Goal: Search the material for the string "物体重量", then return every line where it is found.

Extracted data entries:
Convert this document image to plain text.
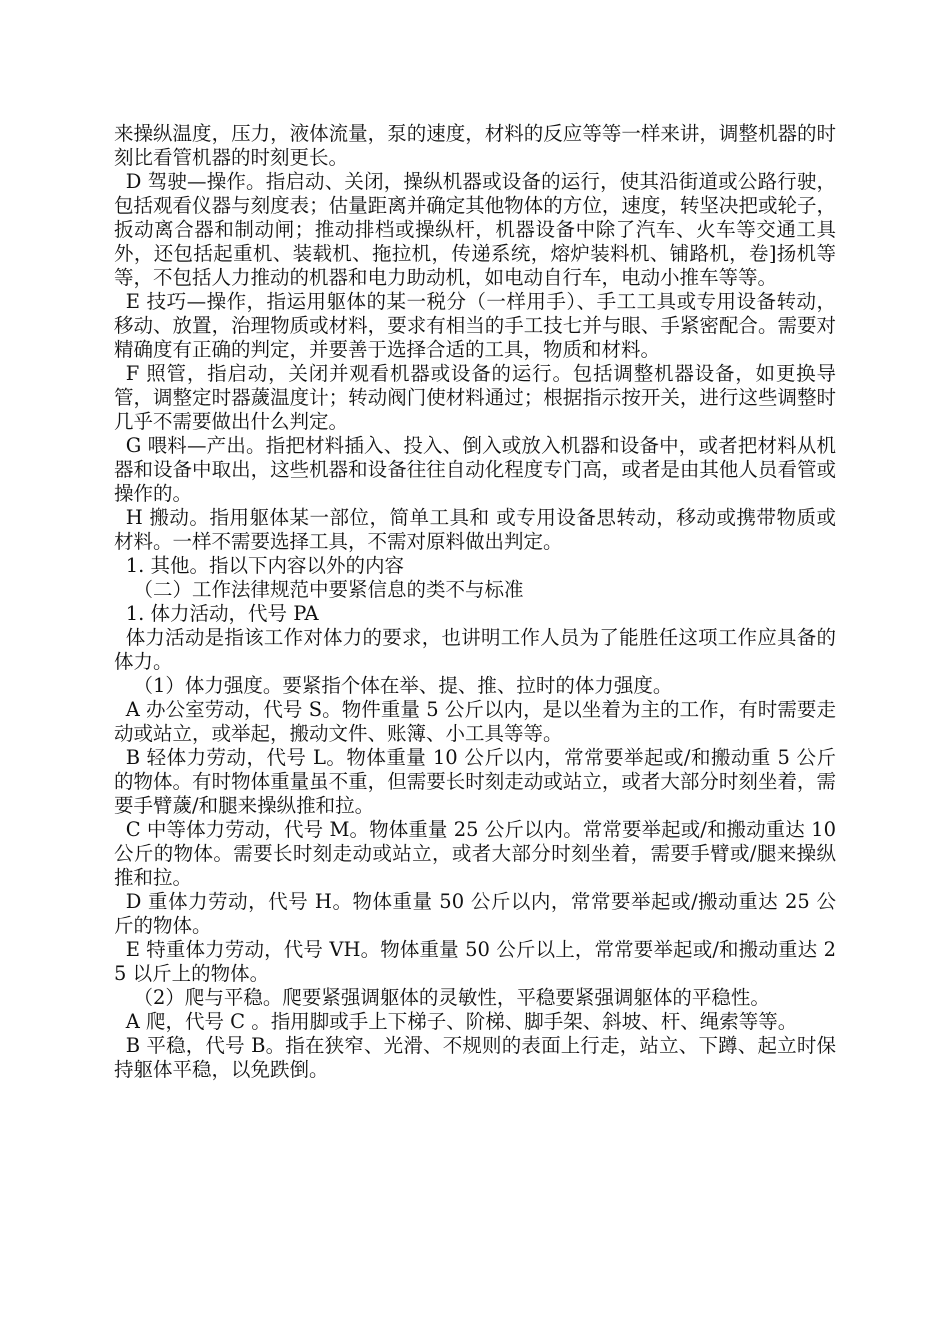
来操纵温度，压力，液体流量，泵的速度，材料的反应等等一样来讲，调整机器的时刻比看管机器的时刻更长。

D 驾驶—操作。指启动、关闭，操纵机器或设备的运行，使其沿街道或公路行驶，包括观看仪器与刻度表；估量距离并确定其他物体的方位，速度，转坚决把或轮子，扳动离合器和制动闸；推动排档或操纵杆，机器设备中除了汽车、火车等交通工具外，还包括起重机、装载机、拖拉机，传递系统，熔炉装料机、铺路机，卷]扬机等等，不包括人力推动的机器和电力助动机，如电动自行车，电动小推车等等。

E 技巧—操作，指运用躯体的某一税分（一样用手）、手工工具或专用设备转动，移动、放置，治理物质或材料，要求有相当的手工技七并与眼、手紧密配合。需要对精确度有正确的判定，并要善于选择合适的工具，物质和材料。

F 照管，指启动，关闭并观看机器或设备的运行。包括调整机器设备，如更换导管，调整定时器薉温度计；转动阀门使材料通过；根据指示按开关，进行这些调整时几乎不需要做出什么判定。

G 喂料—产出。指把材料插入、投入、倒入或放入机器和设备中，或者把材料从机器和设备中取出，这些机器和设备往往自动化程度专门高，或者是由其他人员看管或操作的。

H 搬动。指用躯体某一部位，简单工具和 或专用设备思转动，移动或携带物质或材料。一样不需要选择工具，不需对原料做出判定。

1. 其他。指以下内容以外的内容

（二）工作法律规范中要紧信息的类不与标准

1. 体力活动，代号 PA

体力活动是指该工作对体力的要求，也讲明工作人员为了能胜任这项工作应具备的体力。

（1）体力强度。要紧指个体在举、提、推、拉时的体力强度。

A 办公室劳动，代号 S。物件重量 5 公斤以内，是以坐着为主的工作，有时需要走动或站立，或举起，搬动文件、账簿、小工具等等。

B 轻体力劳动，代号 L。物体重量 10 公斤以内，常常要举起或/和搬动重 5 公斤的物体。有时物体重量虽不重，但需要长时刻走动或站立，或者大部分时刻坐着，需要手臂薉/和腿来操纵推和拉。

C 中等体力劳动，代号 M。物体重量 25 公斤以内。常常要举起或/和搬动重达 10 公斤的物体。需要长时刻走动或站立，或者大部分时刻坐着，需要手臂或/腿来操纵推和拉。

D 重体力劳动，代号 H。物体重量 50 公斤以内，常常要举起或/搬动重达 25 公斤的物体。

E 特重体力劳动，代号 VH。物体重量 50 公斤以上，常常要举起或/和搬动重达 25 以斤上的物体。

（2）爬与平稳。爬要紧强调躯体的灵敏性，平稳要紧强调躯体的平稳性。

A 爬，代号 C 。指用脚或手上下梯子、阶梯、脚手架、斜坡、杆、绳索等等。

B 平稳，代号 B。指在狭窄、光滑、不规则的表面上行走，站立、下蹲、起立时保持躯体平稳，以免跌倒。
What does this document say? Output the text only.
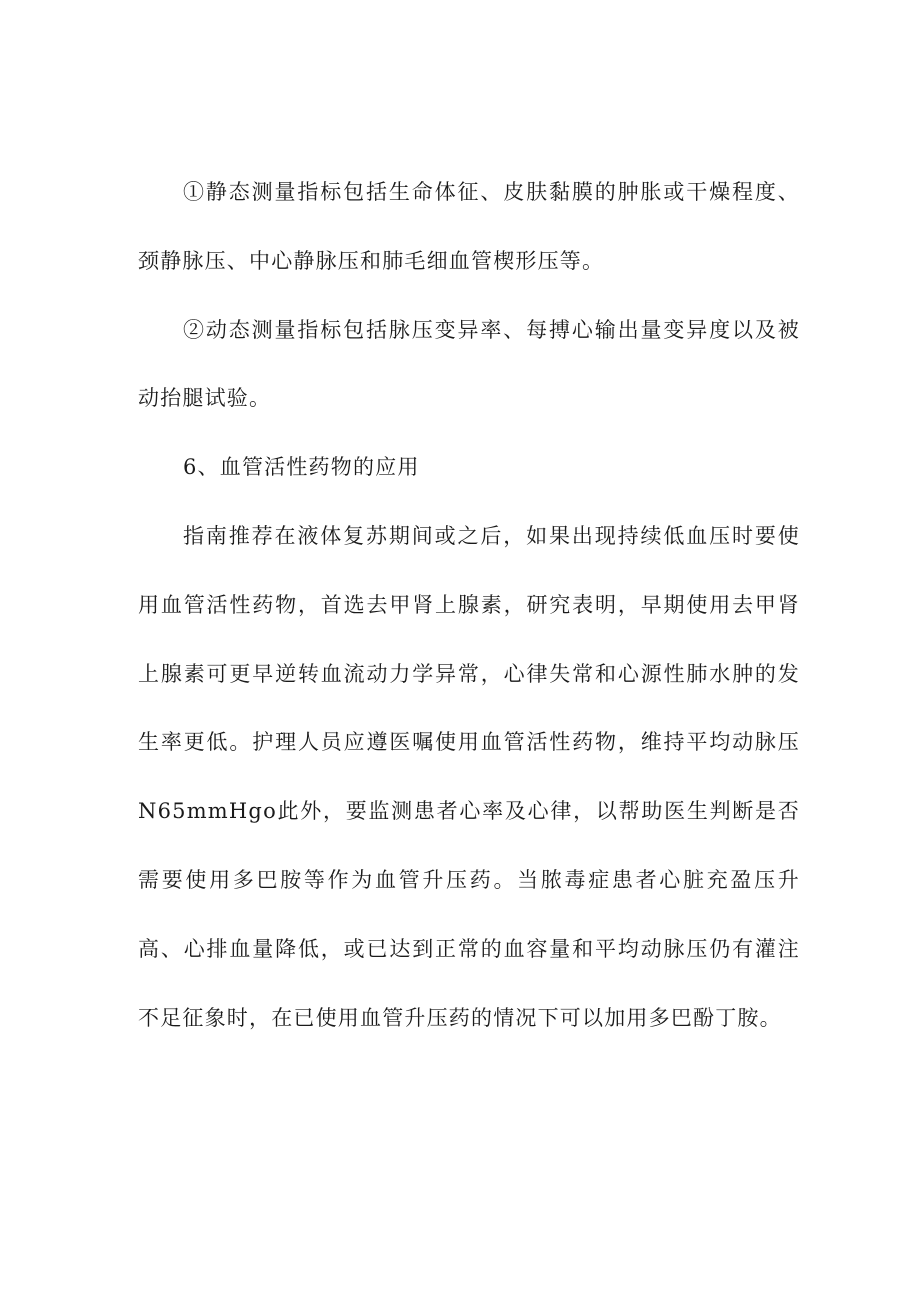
①静态测量指标包括生命体征、皮肤黏膜的肿胀或干燥程度、颈静脉压、中心静脉压和肺毛细血管楔形压等。

②动态测量指标包括脉压变异率、每搏心输出量变异度以及被动抬腿试验。

6、血管活性药物的应用

指南推荐在液体复苏期间或之后，如果出现持续低血压时要使用血管活性药物，首选去甲肾上腺素，研究表明，早期使用去甲肾上腺素可更早逆转血流动力学异常，心律失常和心源性肺水肿的发生率更低。护理人员应遵医嘱使用血管活性药物，维持平均动脉压N65mmHgo此外，要监测患者心率及心律，以帮助医生判断是否需要使用多巴胺等作为血管升压药。当脓毒症患者心脏充盈压升高、心排血量降低，或已达到正常的血容量和平均动脉压仍有灌注不足征象时，在已使用血管升压药的情况下可以加用多巴酚丁胺。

Correct response:
B 轻体力劳动，代号 L。物体重量 10 公斤以内，常常要举起或/和搬动重 5 公斤的物体。有时物体重量虽不重，但需要长时刻走动或站立，或者大部分时刻坐着，需要手臂薉/和腿来操纵推和拉。
C 中等体力劳动，代号 M。物体重量 25 公斤以内。常常要举起或/和搬动重达 10 公斤的物体。需要长时刻走动或站立，或者大部分时刻坐着，需要手臂或/腿来操纵推和拉。
D 重体力劳动，代号 H。物体重量 50 公斤以内，常常要举起或/搬动重达 25 公斤的物体。
E 特重体力劳动，代号 VH。物体重量 50 公斤以上，常常要举起或/和搬动重达 25 以斤上的物体。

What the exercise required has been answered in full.